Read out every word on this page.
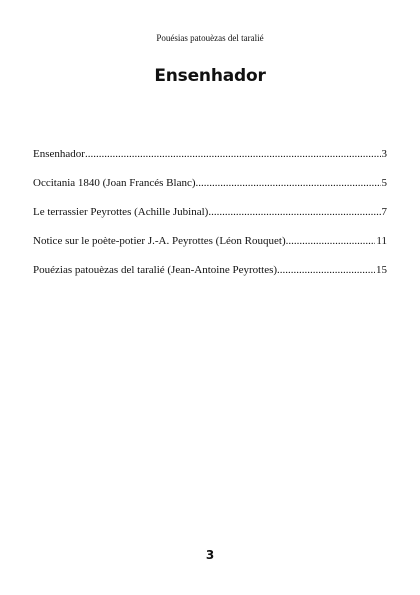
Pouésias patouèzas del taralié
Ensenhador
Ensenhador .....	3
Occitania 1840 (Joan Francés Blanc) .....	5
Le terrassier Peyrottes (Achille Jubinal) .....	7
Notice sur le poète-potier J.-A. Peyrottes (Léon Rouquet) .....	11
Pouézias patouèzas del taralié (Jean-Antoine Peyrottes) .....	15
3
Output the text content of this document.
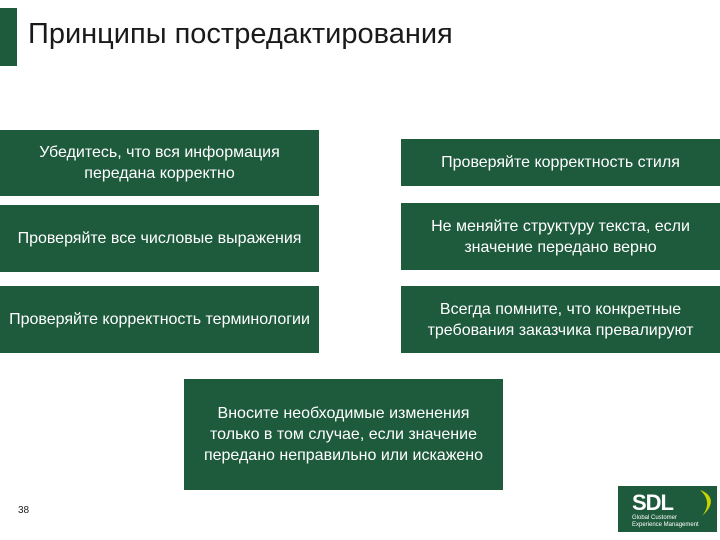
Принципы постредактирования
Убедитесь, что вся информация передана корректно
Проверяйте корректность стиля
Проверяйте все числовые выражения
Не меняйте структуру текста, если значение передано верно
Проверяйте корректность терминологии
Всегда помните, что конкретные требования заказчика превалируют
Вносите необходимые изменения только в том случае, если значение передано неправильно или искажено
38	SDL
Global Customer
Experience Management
◇ ◇ ◇ ◇
### WRITTEN PROBLEM
Look for the word "this" in every line of the listing and copy the lines that have it.

### FINAL RESULT
Read out every word on this page.
Output the text content of this document.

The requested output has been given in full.